■ **Task to complete**
Please find all lines in the data that hold the string "Zgłoszone" and copy them.

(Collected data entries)
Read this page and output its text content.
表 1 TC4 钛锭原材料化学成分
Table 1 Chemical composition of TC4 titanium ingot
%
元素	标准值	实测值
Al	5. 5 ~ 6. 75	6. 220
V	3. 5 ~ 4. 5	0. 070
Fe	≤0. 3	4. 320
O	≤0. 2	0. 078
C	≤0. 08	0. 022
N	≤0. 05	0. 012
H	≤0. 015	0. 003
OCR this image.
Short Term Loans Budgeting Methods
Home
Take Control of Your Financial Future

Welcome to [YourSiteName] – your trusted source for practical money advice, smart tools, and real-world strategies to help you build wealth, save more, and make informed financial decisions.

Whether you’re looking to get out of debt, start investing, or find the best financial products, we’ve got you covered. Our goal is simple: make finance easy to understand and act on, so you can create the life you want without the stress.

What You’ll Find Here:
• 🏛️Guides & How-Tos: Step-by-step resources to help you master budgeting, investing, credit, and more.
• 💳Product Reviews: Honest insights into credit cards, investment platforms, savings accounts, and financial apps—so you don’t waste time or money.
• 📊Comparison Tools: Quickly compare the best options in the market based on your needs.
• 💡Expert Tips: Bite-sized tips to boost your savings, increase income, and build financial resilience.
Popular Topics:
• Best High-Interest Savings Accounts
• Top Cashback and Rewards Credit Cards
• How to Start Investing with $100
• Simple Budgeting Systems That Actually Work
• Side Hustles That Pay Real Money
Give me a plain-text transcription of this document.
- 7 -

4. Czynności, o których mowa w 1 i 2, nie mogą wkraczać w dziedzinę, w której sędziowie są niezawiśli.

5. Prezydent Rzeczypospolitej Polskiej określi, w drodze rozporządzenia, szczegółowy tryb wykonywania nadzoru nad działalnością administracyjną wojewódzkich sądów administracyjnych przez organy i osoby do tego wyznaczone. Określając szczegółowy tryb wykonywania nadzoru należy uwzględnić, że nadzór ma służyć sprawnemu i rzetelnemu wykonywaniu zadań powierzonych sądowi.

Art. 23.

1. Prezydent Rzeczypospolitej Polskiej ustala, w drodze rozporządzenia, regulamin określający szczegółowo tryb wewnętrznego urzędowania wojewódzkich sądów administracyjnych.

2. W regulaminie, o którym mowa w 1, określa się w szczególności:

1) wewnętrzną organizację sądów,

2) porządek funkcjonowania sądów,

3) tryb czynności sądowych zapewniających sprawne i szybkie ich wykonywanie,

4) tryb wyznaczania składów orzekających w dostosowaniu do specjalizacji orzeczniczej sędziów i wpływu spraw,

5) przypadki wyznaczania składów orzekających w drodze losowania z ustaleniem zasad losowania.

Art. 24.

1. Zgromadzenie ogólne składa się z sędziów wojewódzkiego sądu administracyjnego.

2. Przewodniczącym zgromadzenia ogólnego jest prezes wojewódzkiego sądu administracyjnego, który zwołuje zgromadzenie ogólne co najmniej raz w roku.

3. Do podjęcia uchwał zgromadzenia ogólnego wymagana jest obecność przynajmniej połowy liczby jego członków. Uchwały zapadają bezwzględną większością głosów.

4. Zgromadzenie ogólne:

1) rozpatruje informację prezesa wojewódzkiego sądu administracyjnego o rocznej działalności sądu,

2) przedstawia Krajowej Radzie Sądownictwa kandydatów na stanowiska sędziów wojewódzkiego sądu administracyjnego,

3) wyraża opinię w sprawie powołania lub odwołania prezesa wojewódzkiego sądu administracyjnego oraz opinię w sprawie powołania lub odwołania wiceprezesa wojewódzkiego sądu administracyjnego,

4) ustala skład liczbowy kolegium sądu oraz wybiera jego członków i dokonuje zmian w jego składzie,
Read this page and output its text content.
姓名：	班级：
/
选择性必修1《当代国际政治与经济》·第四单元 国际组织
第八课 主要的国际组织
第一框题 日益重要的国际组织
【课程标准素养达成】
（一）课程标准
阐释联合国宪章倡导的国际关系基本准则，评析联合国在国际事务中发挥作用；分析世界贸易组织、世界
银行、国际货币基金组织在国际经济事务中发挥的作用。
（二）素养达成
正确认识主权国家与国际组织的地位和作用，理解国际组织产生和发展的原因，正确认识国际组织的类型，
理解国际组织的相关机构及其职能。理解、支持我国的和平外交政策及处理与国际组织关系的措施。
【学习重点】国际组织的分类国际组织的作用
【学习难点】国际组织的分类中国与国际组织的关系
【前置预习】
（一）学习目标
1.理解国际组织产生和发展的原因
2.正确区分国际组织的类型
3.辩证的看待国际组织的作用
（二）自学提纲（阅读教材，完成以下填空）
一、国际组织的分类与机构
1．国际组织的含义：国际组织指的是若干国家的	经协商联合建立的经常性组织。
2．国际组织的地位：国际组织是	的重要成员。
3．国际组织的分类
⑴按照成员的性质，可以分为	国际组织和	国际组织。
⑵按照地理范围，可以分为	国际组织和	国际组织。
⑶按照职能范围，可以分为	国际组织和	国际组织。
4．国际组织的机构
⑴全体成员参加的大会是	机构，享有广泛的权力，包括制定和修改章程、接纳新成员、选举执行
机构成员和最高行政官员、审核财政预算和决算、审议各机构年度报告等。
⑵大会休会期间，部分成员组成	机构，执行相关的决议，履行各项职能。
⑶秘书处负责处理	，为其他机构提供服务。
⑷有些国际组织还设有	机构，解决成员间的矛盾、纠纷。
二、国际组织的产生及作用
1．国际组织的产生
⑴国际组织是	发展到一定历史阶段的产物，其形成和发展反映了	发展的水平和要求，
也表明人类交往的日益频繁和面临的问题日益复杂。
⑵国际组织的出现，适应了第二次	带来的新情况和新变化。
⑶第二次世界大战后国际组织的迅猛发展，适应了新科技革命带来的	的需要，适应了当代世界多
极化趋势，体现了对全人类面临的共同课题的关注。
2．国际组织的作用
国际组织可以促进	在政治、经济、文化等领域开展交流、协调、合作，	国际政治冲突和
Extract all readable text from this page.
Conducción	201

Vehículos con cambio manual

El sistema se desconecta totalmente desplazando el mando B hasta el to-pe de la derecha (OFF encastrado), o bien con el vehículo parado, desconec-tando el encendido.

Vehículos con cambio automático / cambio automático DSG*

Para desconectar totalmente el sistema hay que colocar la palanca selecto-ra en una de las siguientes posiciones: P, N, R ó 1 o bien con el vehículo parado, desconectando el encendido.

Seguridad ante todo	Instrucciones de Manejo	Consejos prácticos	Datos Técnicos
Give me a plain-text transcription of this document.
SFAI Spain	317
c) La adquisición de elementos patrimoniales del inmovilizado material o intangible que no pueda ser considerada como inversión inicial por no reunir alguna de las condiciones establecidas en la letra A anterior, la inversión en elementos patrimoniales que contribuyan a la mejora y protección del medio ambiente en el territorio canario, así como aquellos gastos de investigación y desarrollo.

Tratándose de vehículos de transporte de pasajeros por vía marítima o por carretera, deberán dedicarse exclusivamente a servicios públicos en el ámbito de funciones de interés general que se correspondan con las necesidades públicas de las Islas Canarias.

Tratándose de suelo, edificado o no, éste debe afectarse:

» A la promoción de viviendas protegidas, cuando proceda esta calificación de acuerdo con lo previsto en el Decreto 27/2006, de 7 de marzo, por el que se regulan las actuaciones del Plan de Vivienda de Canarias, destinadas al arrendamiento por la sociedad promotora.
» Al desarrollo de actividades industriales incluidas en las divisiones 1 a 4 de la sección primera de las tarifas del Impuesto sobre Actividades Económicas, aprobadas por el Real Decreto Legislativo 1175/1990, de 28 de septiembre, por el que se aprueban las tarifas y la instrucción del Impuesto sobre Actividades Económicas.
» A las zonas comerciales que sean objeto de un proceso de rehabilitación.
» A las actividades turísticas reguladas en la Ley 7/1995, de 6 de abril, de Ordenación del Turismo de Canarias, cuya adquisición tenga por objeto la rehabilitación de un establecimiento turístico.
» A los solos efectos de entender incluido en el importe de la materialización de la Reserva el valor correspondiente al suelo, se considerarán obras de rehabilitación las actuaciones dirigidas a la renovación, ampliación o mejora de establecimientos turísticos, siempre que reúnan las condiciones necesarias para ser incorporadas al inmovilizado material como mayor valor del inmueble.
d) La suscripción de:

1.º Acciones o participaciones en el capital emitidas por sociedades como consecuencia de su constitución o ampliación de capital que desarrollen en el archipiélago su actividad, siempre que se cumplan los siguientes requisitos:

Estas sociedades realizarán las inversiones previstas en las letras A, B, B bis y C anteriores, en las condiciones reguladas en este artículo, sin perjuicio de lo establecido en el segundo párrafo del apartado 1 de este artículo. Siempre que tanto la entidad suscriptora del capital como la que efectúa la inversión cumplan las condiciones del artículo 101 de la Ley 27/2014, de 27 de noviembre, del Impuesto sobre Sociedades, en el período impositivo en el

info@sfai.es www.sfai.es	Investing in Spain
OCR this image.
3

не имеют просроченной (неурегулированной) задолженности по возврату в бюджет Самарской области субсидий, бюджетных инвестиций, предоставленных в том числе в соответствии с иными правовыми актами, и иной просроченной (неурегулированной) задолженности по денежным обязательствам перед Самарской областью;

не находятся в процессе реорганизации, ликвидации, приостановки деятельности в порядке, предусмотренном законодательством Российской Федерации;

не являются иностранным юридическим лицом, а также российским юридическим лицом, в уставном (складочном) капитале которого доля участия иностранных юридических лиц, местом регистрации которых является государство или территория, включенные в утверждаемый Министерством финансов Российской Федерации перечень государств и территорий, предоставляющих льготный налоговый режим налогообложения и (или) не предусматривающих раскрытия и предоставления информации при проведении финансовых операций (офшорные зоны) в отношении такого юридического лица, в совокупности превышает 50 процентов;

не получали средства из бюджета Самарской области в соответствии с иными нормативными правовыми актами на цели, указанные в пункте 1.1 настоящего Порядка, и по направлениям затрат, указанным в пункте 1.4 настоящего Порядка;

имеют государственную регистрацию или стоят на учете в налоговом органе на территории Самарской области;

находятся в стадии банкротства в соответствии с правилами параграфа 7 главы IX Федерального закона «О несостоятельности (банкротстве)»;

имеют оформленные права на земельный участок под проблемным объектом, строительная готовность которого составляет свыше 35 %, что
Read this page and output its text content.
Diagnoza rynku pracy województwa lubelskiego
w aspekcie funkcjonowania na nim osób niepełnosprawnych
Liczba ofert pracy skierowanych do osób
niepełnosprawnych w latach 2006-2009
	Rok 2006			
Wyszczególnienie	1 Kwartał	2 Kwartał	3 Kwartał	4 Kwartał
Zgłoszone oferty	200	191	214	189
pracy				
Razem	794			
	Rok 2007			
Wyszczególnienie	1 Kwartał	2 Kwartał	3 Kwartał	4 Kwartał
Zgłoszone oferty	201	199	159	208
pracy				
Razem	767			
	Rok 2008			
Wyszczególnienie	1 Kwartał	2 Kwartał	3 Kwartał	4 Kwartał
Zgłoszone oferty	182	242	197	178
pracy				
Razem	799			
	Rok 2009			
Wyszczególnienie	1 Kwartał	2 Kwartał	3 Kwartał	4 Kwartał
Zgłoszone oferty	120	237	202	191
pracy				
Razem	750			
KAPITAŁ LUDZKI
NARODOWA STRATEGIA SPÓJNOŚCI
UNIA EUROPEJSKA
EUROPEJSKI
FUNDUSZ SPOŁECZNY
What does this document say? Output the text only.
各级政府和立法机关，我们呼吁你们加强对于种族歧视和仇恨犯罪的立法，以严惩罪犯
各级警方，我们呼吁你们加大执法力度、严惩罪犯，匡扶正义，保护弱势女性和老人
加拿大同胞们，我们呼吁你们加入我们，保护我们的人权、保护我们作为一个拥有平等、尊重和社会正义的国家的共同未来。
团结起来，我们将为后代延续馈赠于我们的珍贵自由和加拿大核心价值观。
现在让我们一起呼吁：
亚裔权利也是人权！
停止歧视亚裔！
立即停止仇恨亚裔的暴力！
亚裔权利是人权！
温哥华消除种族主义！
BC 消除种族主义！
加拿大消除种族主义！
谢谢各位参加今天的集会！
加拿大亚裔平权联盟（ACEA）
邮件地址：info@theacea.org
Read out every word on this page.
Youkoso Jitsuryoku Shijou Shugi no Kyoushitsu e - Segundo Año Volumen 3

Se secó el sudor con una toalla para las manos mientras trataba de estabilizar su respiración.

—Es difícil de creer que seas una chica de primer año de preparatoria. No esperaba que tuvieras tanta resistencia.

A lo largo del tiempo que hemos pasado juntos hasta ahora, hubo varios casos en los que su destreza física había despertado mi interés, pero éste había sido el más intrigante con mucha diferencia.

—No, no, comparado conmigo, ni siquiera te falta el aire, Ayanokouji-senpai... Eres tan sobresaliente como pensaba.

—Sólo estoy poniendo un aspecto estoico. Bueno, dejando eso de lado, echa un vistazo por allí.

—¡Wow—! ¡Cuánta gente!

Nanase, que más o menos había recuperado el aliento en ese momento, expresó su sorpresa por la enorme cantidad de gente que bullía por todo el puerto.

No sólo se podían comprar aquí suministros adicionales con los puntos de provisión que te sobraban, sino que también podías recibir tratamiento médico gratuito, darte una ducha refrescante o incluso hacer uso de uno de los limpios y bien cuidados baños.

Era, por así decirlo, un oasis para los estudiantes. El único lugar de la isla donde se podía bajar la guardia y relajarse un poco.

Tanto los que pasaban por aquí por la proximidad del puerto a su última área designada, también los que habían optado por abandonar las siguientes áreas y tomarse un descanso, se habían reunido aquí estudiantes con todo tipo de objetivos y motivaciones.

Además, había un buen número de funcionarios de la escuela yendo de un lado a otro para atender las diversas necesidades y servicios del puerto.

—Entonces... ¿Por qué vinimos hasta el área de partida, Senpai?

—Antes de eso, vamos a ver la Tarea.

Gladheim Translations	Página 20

■ **Solution to the problem**
Zgłoszone oferty	200	191	214	189
Zgłoszone oferty	201	199	159	208
Zgłoszone oferty	182	242	197	178
Zgłoszone oferty	120	237	202	191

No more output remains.